* _EXERCISE MATERIALS_:
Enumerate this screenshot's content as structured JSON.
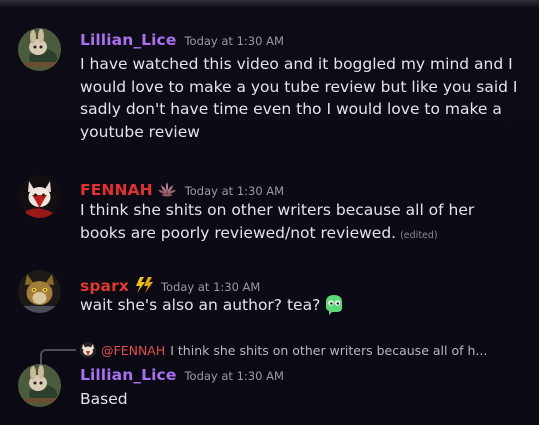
{
  "messages": [
    {
      "username": "Lillian_Lice",
      "name_color": "#a970f0",
      "timestamp": "Today at 1:30 AM",
      "avatar_icon": "bunny-avatar-icon",
      "lines": [
        "I have watched this video and it boggled my mind and I",
        "would love to make a you tube review but like you said I",
        "sadly don't have time even tho I would love to make a",
        "youtube review"
      ]
    },
    {
      "username": "FENNAH",
      "name_color": "#e03030",
      "badge_icon": "lotus-icon",
      "timestamp": "Today at 1:30 AM",
      "avatar_icon": "fox-avatar-icon",
      "lines": [
        "I think she shits on other writers because all of her",
        "books are poorly reviewed/not reviewed."
      ],
      "edited_label": "(edited)"
    },
    {
      "username": "sparx",
      "name_color": "#e0392e",
      "badge_icon": "lightning-bolts-icon",
      "timestamp": "Today at 1:30 AM",
      "avatar_icon": "cat-avatar-icon",
      "text": "wait she's also an author? tea?",
      "emoji_icon": "green-ghost-emoji-icon"
    },
    {
      "username": "Lillian_Lice",
      "name_color": "#a970f0",
      "timestamp": "Today at 1:30 AM",
      "avatar_icon": "bunny-avatar-icon",
      "text": "Based",
      "reply": {
        "mention": "@FENNAH",
        "mention_color": "#e24e4e",
        "preview": "I think she shits on other writers because all of h..."
      }
    }
  ]
}
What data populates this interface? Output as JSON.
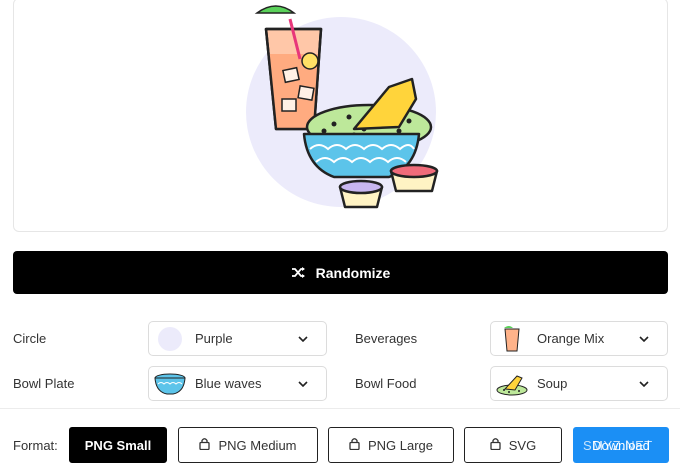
{
  "actions": {
    "randomize_label": "Randomize"
  },
  "options": [
    {
      "label": "Circle",
      "value": "Purple",
      "thumb": "circle-swatch"
    },
    {
      "label": "Beverages",
      "value": "Orange Mix",
      "thumb": "orange-mix-drink"
    },
    {
      "label": "Bowl Plate",
      "value": "Blue waves",
      "thumb": "blue-bowl"
    },
    {
      "label": "Bowl Food",
      "value": "Soup",
      "thumb": "soup-food"
    }
  ],
  "format": {
    "label": "Format:",
    "buttons": [
      {
        "label": "PNG Small",
        "active": true,
        "locked": false
      },
      {
        "label": "PNG Medium",
        "active": false,
        "locked": true
      },
      {
        "label": "PNG Large",
        "active": false,
        "locked": true
      },
      {
        "label": "SVG",
        "active": false,
        "locked": true
      }
    ],
    "download_label": "Download"
  },
  "watermark": "SMYZ.NET",
  "colors": {
    "accent": "#1b8ff5",
    "circle": "#ecebfb",
    "primary": "#000000"
  }
}
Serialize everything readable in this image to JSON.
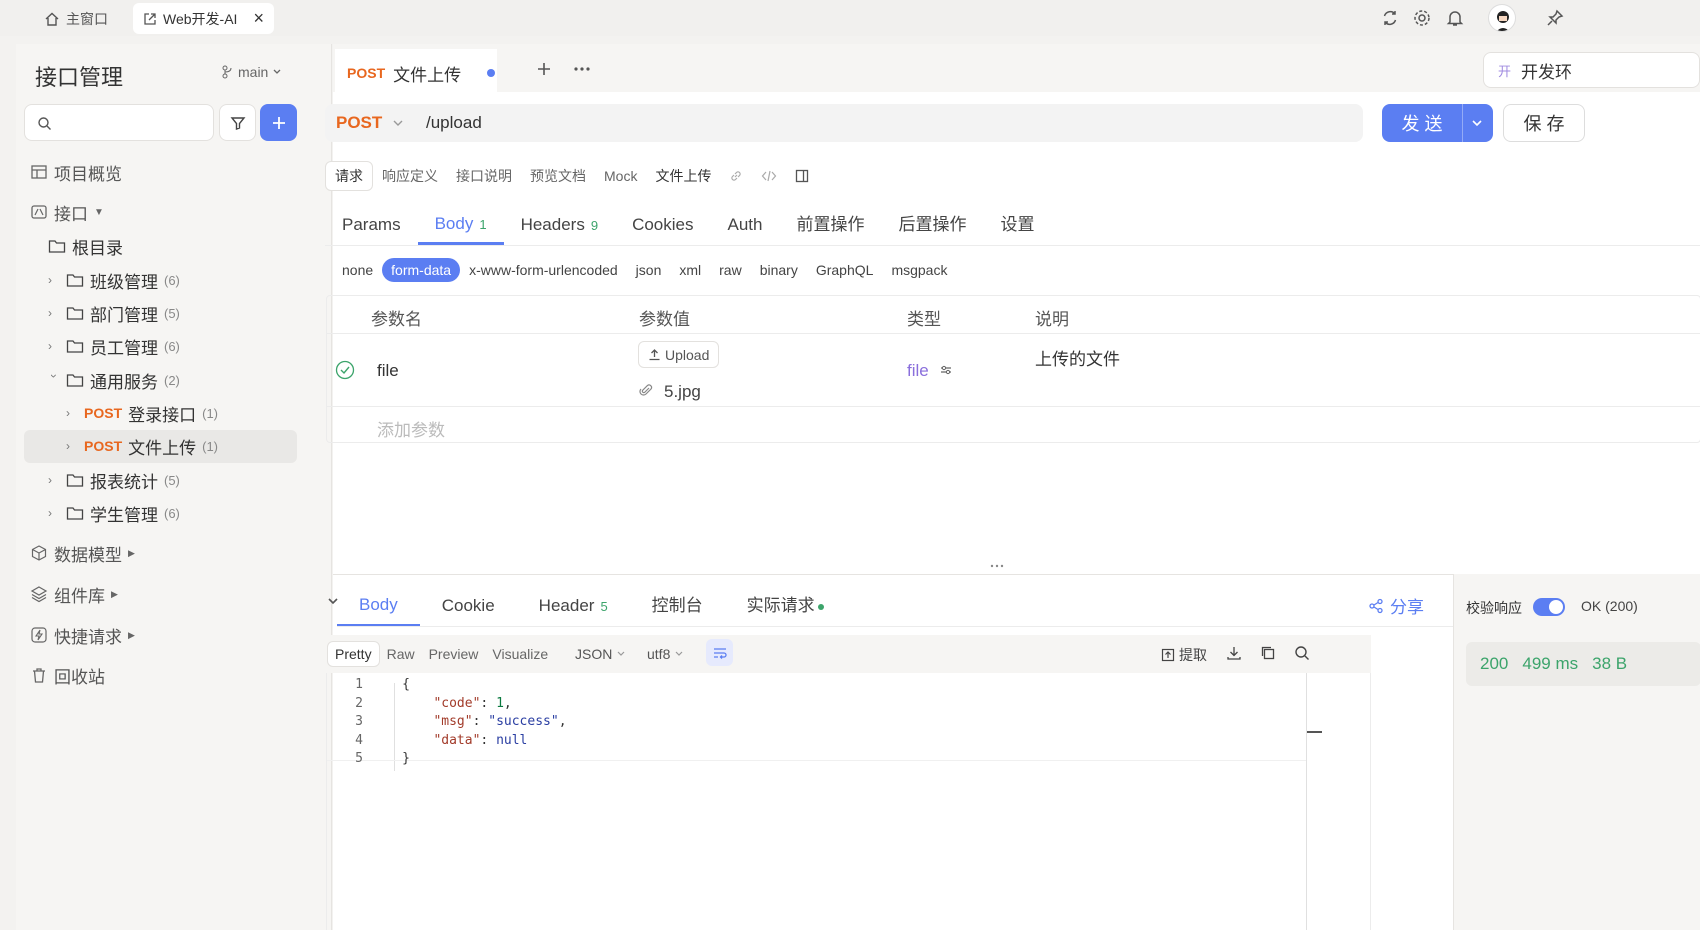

* _DO THIS_:
Copy each line of the data that contains the word "writers".

* _ANSWER BELOW_:
        "I think she shits on other writers because all of her",
        "preview": "I think she shits on other writers because all of h..."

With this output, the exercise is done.